• [Written instruction] Provide only the number of lines in the data below that contain the string "ylabel".

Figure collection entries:
_ _ _ _

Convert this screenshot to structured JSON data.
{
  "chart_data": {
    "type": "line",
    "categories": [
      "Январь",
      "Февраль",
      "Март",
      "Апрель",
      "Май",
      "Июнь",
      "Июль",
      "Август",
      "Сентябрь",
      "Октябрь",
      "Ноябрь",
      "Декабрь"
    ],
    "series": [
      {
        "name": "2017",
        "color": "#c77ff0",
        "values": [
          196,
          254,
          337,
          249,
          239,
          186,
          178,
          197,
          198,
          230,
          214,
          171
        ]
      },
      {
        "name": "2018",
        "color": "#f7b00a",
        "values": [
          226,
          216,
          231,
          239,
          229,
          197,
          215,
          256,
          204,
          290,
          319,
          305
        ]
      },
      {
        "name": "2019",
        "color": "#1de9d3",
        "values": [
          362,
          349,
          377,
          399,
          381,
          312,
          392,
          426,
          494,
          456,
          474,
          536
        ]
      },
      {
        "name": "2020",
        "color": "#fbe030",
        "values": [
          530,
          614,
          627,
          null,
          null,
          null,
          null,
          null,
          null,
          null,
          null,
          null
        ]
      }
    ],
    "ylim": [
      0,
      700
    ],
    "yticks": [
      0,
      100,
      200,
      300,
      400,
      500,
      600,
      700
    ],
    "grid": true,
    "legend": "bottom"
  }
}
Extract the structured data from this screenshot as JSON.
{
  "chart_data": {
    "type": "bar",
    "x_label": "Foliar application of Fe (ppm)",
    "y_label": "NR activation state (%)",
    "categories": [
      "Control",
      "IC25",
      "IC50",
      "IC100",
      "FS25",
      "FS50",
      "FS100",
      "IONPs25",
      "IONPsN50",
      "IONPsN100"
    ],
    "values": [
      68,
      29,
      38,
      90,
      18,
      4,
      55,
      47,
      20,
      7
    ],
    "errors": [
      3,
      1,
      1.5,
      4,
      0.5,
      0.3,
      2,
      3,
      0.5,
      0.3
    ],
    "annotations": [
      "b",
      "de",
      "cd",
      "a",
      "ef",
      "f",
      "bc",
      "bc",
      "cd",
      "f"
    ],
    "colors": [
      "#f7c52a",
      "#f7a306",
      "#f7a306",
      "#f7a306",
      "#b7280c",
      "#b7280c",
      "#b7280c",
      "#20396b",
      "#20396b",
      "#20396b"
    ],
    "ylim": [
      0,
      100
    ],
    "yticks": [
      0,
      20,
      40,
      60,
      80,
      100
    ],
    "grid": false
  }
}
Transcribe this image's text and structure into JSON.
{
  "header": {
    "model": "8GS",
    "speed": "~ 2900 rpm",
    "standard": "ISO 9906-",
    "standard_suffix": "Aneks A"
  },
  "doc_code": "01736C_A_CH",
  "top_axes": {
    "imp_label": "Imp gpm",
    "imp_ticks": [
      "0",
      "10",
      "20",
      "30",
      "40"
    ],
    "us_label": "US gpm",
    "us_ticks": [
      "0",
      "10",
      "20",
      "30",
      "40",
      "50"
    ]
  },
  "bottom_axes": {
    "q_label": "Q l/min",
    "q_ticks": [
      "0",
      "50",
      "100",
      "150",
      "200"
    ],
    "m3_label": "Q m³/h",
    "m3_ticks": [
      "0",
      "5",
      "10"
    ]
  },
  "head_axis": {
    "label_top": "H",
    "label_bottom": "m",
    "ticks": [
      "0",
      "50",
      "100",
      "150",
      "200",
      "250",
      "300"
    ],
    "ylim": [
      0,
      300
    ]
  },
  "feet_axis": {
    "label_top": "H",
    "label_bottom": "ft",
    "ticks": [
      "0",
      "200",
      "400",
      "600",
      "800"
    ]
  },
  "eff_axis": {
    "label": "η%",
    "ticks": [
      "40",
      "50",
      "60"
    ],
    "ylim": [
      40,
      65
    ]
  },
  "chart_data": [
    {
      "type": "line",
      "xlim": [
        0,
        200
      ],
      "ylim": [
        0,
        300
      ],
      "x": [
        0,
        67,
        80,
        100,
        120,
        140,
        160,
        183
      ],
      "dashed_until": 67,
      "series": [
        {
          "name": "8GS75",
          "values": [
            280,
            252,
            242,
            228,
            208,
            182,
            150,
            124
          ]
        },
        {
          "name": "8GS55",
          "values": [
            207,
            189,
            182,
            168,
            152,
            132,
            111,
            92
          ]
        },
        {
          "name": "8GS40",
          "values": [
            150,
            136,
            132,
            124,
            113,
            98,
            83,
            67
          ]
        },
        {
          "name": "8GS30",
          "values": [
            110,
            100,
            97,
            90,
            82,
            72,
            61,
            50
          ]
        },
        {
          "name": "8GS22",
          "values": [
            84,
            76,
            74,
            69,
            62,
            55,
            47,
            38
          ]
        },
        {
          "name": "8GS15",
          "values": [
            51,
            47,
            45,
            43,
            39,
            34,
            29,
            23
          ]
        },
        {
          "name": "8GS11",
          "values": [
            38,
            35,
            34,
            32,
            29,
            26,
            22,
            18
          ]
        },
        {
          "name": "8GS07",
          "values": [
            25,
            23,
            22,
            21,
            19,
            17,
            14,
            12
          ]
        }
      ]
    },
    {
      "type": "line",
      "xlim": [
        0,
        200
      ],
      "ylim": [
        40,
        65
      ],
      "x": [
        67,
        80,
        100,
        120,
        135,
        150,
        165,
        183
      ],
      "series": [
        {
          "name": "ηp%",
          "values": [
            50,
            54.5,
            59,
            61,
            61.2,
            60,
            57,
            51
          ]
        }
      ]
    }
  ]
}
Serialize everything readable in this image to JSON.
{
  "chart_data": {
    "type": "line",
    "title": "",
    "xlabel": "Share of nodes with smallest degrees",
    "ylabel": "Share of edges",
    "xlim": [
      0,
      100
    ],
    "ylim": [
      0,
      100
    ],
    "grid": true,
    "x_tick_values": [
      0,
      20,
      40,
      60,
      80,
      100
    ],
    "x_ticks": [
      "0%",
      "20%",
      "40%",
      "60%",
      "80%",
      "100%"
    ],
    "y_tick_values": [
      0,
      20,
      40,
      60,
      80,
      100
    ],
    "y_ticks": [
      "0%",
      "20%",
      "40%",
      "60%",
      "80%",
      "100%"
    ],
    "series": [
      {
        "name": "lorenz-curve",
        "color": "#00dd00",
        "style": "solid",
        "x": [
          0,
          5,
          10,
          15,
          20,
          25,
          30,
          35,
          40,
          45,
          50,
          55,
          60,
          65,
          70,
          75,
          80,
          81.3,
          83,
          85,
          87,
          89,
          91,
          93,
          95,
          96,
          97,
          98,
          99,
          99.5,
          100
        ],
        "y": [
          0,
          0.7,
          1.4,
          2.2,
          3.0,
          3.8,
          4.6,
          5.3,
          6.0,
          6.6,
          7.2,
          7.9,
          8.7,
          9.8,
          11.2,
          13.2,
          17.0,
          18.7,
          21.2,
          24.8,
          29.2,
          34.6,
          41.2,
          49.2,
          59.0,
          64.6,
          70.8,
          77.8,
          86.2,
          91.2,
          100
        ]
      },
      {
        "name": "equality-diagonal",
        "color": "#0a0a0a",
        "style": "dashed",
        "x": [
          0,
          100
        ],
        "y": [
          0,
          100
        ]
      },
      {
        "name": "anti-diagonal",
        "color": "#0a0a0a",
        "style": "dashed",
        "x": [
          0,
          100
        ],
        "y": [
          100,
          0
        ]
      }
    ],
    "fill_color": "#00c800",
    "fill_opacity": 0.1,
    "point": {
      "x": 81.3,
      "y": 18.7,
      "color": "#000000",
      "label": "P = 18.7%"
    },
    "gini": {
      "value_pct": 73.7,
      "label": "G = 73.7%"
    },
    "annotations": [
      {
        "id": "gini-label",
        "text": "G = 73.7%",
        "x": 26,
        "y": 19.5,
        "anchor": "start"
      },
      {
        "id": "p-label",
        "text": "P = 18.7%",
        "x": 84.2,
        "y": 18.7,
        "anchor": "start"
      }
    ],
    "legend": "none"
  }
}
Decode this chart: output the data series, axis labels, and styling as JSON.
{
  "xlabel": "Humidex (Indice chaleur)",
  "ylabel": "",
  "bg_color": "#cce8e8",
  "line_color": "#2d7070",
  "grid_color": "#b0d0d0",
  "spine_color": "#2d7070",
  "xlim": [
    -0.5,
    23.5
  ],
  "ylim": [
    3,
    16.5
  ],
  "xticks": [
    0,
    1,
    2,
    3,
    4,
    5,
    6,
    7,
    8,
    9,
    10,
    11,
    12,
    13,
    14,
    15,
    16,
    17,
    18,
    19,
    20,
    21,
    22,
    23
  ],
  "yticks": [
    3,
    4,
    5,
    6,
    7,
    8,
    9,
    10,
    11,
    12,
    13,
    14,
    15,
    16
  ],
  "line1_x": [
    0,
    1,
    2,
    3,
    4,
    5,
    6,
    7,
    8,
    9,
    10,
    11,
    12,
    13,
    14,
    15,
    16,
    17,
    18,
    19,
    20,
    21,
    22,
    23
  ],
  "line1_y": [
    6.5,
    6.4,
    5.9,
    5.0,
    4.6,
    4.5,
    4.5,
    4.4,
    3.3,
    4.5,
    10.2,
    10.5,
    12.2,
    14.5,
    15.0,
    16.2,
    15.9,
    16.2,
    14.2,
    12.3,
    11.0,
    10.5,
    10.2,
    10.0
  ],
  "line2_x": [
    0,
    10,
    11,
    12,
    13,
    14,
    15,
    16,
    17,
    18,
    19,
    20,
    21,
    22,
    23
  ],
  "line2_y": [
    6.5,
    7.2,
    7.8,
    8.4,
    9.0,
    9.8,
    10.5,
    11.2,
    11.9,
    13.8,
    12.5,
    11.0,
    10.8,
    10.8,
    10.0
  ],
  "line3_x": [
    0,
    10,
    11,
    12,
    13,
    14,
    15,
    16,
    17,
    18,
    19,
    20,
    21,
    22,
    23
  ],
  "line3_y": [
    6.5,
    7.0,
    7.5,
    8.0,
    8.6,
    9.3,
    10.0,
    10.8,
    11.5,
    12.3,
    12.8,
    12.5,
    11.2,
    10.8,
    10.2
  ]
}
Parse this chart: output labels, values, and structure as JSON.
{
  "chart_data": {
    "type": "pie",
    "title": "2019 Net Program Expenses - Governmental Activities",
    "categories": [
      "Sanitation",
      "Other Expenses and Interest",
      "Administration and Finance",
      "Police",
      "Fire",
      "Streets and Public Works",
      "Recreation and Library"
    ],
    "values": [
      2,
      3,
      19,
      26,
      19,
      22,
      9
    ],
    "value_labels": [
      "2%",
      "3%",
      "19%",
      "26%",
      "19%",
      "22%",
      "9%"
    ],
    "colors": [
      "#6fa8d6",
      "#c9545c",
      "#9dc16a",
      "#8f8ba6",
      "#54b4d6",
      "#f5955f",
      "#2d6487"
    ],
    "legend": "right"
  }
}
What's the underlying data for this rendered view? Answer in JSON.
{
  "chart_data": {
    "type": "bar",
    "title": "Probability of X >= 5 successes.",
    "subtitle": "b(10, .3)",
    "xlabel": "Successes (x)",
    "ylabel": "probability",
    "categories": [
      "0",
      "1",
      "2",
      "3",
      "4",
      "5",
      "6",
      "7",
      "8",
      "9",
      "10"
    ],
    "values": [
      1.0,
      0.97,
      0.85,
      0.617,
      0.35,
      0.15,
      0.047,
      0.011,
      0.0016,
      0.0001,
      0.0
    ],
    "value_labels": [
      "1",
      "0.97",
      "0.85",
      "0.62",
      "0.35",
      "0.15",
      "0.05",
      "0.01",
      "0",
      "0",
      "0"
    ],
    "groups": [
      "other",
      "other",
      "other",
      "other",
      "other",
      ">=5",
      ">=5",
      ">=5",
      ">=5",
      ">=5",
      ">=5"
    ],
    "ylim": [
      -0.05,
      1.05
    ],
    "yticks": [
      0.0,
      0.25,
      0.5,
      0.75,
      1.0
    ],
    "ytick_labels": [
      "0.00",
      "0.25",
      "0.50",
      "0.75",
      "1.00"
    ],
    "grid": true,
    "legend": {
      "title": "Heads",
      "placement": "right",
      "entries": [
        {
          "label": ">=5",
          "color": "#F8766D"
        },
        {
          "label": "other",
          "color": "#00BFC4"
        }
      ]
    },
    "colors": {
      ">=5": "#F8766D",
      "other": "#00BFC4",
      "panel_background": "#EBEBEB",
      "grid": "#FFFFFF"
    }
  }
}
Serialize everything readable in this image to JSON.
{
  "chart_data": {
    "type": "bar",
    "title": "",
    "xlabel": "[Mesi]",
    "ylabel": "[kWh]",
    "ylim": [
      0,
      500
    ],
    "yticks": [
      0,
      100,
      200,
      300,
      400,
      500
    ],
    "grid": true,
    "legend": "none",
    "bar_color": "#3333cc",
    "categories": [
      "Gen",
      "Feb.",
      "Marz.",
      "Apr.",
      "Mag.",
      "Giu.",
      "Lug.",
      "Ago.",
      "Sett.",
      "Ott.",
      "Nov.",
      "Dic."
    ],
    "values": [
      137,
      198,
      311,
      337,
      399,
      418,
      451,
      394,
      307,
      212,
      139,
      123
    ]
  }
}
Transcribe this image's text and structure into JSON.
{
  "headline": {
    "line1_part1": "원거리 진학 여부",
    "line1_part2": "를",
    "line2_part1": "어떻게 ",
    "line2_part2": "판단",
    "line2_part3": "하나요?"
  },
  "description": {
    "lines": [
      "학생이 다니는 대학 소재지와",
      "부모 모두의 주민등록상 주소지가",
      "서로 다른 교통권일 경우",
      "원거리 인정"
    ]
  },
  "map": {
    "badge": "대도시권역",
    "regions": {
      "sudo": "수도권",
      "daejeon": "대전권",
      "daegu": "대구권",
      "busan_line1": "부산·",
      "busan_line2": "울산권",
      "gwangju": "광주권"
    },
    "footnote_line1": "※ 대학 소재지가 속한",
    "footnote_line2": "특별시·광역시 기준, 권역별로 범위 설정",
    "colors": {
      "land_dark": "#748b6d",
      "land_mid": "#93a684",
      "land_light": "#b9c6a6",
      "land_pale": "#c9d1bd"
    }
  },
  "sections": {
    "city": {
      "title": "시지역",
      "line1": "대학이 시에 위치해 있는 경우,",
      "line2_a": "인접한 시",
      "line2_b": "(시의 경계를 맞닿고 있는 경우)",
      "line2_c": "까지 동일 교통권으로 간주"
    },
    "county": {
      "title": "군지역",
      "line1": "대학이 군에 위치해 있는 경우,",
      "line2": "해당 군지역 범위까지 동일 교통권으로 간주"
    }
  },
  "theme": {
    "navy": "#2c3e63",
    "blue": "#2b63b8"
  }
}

_ _ _ _

• [Output] 4